Work through the material below and count the lines holding the word "this"; give that count and nothing more.

________________________

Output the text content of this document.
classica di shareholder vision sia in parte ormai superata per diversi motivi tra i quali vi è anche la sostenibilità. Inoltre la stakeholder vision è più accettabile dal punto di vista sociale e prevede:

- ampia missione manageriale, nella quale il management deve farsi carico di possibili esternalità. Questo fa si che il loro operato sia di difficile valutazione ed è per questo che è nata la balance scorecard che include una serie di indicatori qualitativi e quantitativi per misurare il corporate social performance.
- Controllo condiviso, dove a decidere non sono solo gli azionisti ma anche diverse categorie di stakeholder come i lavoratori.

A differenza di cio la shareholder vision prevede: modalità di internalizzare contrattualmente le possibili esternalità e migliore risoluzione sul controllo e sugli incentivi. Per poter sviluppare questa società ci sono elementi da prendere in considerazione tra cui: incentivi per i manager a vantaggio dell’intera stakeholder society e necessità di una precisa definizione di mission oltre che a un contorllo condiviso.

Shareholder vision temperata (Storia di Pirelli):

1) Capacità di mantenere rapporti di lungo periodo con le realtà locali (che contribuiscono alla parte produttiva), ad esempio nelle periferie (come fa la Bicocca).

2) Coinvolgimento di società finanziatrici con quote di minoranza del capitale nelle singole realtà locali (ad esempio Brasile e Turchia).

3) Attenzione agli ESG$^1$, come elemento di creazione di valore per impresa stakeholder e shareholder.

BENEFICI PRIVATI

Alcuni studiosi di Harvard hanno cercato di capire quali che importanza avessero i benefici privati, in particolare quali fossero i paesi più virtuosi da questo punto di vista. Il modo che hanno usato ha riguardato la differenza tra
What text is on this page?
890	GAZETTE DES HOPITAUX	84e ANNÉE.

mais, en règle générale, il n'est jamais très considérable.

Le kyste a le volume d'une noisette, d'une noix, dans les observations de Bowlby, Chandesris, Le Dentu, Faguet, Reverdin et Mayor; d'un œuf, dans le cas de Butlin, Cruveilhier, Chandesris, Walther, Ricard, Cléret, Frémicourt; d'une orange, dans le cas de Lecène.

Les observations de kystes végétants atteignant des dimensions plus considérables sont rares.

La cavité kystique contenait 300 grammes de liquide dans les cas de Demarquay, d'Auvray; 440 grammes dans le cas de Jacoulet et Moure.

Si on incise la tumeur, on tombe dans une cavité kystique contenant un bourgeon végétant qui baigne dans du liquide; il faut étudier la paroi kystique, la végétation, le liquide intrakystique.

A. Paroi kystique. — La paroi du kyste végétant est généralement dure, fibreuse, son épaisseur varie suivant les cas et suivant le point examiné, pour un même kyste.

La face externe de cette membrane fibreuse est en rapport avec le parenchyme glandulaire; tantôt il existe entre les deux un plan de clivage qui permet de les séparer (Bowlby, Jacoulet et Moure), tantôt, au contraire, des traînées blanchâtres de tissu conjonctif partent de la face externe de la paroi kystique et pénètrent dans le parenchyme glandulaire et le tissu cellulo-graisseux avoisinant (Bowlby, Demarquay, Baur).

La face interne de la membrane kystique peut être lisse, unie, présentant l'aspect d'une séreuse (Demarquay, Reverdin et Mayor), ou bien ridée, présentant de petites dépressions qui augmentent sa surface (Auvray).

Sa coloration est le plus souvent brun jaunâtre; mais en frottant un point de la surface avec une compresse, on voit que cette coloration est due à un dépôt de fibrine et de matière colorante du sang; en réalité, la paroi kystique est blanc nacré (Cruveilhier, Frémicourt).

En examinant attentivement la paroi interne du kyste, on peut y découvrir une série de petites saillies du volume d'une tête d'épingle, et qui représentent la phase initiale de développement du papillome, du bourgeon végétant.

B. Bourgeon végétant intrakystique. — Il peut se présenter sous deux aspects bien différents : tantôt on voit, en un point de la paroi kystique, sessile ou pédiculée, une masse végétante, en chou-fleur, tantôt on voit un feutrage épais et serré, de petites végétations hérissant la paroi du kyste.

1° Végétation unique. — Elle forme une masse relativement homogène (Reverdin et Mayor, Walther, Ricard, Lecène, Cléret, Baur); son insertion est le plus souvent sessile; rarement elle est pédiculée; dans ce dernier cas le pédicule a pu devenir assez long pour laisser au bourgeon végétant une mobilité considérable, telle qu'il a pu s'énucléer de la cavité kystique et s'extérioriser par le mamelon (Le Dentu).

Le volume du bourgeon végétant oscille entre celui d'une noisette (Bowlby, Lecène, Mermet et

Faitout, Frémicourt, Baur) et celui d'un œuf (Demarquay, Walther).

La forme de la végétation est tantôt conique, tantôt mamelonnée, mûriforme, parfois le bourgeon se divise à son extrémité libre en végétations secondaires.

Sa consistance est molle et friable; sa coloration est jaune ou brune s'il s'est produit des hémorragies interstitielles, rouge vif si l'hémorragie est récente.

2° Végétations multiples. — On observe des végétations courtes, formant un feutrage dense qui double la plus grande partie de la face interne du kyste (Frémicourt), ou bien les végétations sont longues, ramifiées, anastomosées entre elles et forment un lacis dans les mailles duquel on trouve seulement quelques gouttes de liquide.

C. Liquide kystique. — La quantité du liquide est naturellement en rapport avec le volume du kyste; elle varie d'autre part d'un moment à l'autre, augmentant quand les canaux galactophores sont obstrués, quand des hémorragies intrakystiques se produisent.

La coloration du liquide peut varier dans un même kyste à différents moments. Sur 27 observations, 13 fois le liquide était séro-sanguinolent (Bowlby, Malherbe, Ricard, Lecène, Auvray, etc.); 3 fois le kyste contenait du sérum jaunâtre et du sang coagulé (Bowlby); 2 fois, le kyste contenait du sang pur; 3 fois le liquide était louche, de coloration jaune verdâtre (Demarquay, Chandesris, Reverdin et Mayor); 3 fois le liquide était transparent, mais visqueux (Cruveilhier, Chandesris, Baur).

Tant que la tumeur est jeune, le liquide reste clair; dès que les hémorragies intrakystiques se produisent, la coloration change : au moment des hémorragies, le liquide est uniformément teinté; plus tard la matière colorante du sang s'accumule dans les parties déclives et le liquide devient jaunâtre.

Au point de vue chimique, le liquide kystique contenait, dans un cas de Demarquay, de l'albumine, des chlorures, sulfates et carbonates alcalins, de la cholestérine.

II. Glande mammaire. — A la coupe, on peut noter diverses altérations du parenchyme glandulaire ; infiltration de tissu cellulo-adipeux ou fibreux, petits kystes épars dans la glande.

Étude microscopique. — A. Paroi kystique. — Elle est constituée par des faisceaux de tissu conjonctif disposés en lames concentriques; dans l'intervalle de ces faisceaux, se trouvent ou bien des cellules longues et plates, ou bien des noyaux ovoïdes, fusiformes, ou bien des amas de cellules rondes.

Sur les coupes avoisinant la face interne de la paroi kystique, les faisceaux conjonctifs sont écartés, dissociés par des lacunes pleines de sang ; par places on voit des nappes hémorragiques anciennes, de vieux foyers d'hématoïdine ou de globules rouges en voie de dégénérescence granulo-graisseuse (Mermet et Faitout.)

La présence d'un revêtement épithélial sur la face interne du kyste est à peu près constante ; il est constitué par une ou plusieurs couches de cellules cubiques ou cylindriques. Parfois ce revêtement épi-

________________________

§ **Exercise result**
2